PROBLEM >> Reproduce the material verbatim from its first line down through the line containing "social-chip[interactable]: Прочие индексы", with both of those lines included.

** Begin **

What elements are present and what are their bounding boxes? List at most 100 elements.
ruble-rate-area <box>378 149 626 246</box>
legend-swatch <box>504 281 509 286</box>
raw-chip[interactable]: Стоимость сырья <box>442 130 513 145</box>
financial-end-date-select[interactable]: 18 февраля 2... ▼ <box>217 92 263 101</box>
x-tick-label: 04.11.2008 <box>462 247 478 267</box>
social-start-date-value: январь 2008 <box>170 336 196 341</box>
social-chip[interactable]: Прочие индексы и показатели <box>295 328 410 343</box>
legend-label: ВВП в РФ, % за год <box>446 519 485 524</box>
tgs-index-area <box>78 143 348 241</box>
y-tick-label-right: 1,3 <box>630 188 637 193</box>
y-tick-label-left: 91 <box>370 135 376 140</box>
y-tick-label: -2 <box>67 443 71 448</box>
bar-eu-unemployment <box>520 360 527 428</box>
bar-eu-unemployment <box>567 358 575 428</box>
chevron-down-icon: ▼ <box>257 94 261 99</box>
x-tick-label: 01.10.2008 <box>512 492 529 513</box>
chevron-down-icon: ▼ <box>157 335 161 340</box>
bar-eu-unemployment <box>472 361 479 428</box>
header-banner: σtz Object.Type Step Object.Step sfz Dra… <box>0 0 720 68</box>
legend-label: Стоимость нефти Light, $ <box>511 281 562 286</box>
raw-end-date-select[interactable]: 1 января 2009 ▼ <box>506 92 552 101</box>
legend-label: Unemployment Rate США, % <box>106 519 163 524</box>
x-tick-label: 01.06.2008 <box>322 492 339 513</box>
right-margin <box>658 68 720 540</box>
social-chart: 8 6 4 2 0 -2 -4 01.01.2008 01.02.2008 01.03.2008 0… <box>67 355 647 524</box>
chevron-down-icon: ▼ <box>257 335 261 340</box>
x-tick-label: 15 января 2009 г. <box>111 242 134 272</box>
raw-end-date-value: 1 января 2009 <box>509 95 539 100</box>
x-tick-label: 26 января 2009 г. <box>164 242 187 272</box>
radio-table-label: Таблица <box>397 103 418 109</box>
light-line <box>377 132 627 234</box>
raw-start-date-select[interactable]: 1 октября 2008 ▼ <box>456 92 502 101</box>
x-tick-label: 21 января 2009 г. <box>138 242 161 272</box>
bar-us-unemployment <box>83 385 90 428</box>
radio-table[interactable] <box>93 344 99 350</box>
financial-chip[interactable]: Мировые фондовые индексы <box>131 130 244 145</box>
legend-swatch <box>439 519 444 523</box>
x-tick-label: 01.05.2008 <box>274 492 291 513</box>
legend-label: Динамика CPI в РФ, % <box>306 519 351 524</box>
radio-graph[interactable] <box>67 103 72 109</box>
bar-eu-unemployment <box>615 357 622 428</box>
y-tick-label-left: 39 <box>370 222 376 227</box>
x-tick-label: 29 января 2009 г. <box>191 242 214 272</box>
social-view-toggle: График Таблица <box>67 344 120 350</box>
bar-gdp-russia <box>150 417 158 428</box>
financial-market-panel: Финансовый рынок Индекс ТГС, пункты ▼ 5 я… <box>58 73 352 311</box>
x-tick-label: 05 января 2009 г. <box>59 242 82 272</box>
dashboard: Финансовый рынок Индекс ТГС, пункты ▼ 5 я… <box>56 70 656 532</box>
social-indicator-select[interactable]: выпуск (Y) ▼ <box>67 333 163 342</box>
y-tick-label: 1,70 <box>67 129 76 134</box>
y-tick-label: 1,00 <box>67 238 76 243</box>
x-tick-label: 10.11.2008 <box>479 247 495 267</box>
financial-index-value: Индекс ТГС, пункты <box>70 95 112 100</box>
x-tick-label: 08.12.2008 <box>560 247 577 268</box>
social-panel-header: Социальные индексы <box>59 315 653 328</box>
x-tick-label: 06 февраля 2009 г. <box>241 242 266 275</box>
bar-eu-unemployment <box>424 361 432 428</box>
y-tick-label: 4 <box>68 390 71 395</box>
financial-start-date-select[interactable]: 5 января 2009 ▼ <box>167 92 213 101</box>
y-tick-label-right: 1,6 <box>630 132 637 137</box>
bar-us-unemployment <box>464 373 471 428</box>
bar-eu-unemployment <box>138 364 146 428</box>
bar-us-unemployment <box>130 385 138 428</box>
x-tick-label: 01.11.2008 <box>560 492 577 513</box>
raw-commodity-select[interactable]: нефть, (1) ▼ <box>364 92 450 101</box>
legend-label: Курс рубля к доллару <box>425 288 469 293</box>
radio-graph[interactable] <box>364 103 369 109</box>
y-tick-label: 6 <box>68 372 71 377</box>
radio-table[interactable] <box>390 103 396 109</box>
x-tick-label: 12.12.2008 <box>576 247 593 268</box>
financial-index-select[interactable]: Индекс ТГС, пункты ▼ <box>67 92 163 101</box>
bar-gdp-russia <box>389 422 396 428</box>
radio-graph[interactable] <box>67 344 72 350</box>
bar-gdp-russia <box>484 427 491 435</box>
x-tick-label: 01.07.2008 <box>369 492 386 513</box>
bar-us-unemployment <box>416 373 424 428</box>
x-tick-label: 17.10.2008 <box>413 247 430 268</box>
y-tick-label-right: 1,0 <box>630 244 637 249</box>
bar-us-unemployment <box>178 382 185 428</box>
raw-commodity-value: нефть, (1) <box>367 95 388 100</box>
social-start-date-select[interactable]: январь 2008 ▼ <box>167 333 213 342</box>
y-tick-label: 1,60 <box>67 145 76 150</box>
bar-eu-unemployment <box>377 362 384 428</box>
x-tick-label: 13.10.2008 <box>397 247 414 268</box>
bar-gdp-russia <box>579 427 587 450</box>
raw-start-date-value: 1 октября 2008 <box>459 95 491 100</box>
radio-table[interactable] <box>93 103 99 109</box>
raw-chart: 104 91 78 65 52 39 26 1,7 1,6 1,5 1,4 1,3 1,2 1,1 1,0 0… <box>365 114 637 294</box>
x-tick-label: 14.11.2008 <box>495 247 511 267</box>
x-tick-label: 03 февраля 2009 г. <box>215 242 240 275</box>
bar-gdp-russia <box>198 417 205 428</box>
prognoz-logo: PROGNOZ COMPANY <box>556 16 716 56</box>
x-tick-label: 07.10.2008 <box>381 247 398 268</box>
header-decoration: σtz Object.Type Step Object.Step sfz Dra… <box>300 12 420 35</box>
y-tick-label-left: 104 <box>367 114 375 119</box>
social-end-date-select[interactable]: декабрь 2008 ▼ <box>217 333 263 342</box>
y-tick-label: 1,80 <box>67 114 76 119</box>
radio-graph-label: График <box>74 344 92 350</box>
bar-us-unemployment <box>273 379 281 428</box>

** End **

OUTPUT OF THE TASK >>
What elements are present and what are their bounding boxes? List at most 100 elements.
ruble-rate-area <box>378 149 626 246</box>
legend-swatch <box>504 281 509 286</box>
raw-chip[interactable]: Стоимость сырья <box>442 130 513 145</box>
financial-end-date-select[interactable]: 18 февраля 2... ▼ <box>217 92 263 101</box>
x-tick-label: 04.11.2008 <box>462 247 478 267</box>
social-start-date-value: январь 2008 <box>170 336 196 341</box>
social-chip[interactable]: Прочие индексы и показатели <box>295 328 410 343</box>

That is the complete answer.